Task statement
Reproduce the material below verbatim, from its first line through the line containing "price-bar bbox=[338, 233, 343, 245]", including both of those lines.

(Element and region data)
◆ ◆ ◆ ◆

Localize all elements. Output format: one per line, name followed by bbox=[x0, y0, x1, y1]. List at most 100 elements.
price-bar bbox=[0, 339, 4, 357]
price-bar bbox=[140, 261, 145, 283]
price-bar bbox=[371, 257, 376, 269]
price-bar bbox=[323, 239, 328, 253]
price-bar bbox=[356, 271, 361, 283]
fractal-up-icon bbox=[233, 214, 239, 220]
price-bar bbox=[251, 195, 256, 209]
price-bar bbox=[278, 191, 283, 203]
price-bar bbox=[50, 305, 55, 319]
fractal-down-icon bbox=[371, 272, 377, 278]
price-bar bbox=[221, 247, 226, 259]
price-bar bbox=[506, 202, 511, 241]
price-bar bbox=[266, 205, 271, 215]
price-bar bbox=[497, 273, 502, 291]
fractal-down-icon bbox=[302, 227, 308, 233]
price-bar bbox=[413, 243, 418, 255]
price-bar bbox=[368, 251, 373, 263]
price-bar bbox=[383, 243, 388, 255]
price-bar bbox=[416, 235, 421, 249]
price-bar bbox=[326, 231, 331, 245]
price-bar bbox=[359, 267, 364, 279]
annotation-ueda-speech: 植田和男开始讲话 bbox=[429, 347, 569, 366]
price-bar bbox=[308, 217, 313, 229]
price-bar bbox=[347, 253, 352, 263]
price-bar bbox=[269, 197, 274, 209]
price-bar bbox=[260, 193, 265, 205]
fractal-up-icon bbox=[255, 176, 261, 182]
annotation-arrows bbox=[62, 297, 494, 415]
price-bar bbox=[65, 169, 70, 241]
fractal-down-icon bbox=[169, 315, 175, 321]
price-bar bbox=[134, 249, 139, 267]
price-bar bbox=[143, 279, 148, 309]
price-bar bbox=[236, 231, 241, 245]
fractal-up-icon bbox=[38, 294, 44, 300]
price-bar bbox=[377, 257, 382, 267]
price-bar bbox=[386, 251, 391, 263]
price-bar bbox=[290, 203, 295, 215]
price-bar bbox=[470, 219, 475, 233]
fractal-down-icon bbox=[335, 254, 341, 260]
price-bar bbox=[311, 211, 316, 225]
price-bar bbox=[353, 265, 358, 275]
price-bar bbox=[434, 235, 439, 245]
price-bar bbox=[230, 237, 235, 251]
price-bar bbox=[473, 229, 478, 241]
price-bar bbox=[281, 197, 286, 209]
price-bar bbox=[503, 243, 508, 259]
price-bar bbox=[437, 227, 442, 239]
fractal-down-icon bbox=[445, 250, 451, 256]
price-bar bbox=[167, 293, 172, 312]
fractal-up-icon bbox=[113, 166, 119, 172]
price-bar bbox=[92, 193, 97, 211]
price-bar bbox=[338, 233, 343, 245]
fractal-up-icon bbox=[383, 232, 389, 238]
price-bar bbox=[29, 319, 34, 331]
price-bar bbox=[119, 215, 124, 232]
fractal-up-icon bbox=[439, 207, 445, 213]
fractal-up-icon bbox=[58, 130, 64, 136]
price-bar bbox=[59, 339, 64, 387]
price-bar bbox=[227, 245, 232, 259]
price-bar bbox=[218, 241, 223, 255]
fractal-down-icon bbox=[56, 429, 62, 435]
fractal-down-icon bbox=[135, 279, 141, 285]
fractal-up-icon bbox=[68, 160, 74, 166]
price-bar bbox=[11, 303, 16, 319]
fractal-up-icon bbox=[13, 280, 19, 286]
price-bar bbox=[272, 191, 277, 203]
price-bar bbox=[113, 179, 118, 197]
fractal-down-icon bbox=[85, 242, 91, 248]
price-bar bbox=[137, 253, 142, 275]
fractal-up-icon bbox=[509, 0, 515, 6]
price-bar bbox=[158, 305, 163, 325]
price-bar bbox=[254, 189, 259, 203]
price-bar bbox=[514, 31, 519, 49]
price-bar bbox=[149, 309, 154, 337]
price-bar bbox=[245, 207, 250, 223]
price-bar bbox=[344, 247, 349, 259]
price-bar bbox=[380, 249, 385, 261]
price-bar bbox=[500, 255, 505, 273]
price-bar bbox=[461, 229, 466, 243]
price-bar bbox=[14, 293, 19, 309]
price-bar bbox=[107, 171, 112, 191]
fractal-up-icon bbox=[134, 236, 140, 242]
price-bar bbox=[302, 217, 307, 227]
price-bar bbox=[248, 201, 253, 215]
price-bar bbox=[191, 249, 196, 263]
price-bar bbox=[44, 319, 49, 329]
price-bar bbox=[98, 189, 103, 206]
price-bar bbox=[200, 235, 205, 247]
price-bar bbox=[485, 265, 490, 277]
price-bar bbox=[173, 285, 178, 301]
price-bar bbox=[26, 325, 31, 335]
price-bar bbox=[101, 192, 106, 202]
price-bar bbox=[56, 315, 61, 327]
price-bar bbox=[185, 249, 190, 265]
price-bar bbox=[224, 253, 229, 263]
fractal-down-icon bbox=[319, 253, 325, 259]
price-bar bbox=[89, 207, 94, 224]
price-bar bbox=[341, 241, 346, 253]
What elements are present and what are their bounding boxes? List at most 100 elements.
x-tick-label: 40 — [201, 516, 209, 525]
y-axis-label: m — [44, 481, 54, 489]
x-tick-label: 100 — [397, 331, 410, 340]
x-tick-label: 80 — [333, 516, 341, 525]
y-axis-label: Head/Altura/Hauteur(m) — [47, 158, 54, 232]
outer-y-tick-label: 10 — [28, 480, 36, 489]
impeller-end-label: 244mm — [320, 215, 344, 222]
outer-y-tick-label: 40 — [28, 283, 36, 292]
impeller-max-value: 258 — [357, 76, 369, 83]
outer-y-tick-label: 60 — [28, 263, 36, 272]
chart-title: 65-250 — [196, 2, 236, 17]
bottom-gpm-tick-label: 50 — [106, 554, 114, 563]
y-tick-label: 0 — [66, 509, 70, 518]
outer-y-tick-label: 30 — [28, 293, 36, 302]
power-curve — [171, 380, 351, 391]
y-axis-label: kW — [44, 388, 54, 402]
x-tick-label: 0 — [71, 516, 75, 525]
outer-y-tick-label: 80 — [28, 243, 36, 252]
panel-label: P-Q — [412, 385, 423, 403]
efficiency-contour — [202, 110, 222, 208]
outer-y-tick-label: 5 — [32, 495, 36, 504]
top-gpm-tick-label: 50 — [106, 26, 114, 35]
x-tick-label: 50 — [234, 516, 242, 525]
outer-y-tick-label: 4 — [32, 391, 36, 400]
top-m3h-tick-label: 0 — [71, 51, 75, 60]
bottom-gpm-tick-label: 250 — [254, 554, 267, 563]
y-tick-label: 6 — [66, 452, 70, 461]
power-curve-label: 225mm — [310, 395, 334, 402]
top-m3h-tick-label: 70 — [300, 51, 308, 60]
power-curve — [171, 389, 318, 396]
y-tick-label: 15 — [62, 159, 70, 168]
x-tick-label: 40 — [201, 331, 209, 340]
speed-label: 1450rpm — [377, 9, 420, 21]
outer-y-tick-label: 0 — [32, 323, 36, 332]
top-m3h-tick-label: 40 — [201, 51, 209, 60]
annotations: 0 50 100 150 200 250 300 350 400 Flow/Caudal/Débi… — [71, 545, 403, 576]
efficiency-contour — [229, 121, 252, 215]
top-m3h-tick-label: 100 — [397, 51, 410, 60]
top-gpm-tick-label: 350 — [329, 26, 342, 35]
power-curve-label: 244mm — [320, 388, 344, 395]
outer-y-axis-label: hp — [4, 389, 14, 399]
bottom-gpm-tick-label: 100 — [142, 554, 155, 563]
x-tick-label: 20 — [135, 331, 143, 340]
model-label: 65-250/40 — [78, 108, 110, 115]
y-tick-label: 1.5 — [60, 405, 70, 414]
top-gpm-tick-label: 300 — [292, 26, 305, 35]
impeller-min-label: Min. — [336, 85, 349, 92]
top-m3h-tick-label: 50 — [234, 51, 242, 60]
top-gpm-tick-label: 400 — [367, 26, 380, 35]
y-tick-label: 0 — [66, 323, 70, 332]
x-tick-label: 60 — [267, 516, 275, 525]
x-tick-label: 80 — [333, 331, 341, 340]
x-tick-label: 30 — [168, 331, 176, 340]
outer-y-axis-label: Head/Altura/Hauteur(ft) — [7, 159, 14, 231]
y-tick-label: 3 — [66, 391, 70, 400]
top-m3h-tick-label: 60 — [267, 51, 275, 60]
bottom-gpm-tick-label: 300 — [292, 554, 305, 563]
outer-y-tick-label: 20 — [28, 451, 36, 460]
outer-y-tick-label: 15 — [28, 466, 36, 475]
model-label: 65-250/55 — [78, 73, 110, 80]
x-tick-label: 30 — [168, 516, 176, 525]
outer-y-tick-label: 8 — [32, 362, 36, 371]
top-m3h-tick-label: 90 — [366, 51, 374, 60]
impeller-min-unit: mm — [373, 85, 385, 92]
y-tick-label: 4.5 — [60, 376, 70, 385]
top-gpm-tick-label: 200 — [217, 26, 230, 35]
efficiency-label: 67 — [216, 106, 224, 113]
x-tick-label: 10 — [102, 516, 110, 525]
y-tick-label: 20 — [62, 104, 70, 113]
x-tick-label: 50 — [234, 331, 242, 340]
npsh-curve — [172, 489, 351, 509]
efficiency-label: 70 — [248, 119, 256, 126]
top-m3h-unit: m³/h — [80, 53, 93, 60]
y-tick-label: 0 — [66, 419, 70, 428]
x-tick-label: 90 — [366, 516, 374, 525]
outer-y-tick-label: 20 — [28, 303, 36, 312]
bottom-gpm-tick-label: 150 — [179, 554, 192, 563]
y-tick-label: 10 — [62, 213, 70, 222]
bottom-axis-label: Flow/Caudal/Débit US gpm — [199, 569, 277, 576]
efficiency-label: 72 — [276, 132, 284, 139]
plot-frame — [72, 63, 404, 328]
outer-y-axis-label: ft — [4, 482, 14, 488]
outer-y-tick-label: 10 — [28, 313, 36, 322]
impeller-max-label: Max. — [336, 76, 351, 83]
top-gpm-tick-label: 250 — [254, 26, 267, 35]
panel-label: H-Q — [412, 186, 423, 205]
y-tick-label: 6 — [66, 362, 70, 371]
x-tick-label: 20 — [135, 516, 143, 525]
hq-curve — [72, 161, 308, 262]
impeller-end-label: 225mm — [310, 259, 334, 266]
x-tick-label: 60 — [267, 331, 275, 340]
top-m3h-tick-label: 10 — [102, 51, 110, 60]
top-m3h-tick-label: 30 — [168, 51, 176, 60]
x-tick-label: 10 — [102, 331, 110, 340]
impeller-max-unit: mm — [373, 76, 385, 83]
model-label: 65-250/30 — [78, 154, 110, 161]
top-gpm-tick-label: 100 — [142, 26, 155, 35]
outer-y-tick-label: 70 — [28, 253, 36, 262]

◆ ◆ ◆ ◆

Exercise output
Localize all elements. Output format: one per line, name followed by bbox=[x0, y0, x1, y1]. List at most 100 elements.
price-bar bbox=[0, 339, 4, 357]
price-bar bbox=[140, 261, 145, 283]
price-bar bbox=[371, 257, 376, 269]
price-bar bbox=[323, 239, 328, 253]
price-bar bbox=[356, 271, 361, 283]
fractal-up-icon bbox=[233, 214, 239, 220]
price-bar bbox=[251, 195, 256, 209]
price-bar bbox=[278, 191, 283, 203]
price-bar bbox=[50, 305, 55, 319]
fractal-down-icon bbox=[371, 272, 377, 278]
price-bar bbox=[221, 247, 226, 259]
price-bar bbox=[506, 202, 511, 241]
price-bar bbox=[266, 205, 271, 215]
price-bar bbox=[497, 273, 502, 291]
fractal-down-icon bbox=[302, 227, 308, 233]
price-bar bbox=[413, 243, 418, 255]
price-bar bbox=[368, 251, 373, 263]
price-bar bbox=[383, 243, 388, 255]
price-bar bbox=[416, 235, 421, 249]
price-bar bbox=[326, 231, 331, 245]
price-bar bbox=[359, 267, 364, 279]
annotation-ueda-speech: 植田和男开始讲话 bbox=[429, 347, 569, 366]
price-bar bbox=[308, 217, 313, 229]
price-bar bbox=[347, 253, 352, 263]
price-bar bbox=[269, 197, 274, 209]
price-bar bbox=[260, 193, 265, 205]
fractal-up-icon bbox=[255, 176, 261, 182]
annotation-arrows bbox=[62, 297, 494, 415]
price-bar bbox=[65, 169, 70, 241]
fractal-down-icon bbox=[169, 315, 175, 321]
price-bar bbox=[134, 249, 139, 267]
price-bar bbox=[143, 279, 148, 309]
price-bar bbox=[236, 231, 241, 245]
fractal-up-icon bbox=[38, 294, 44, 300]
price-bar bbox=[377, 257, 382, 267]
price-bar bbox=[386, 251, 391, 263]
price-bar bbox=[290, 203, 295, 215]
price-bar bbox=[470, 219, 475, 233]
fractal-down-icon bbox=[335, 254, 341, 260]
price-bar bbox=[311, 211, 316, 225]
price-bar bbox=[353, 265, 358, 275]
price-bar bbox=[434, 235, 439, 245]
price-bar bbox=[230, 237, 235, 251]
price-bar bbox=[473, 229, 478, 241]
price-bar bbox=[281, 197, 286, 209]
price-bar bbox=[503, 243, 508, 259]
price-bar bbox=[437, 227, 442, 239]
fractal-down-icon bbox=[445, 250, 451, 256]
price-bar bbox=[167, 293, 172, 312]
fractal-up-icon bbox=[113, 166, 119, 172]
price-bar bbox=[92, 193, 97, 211]
price-bar bbox=[338, 233, 343, 245]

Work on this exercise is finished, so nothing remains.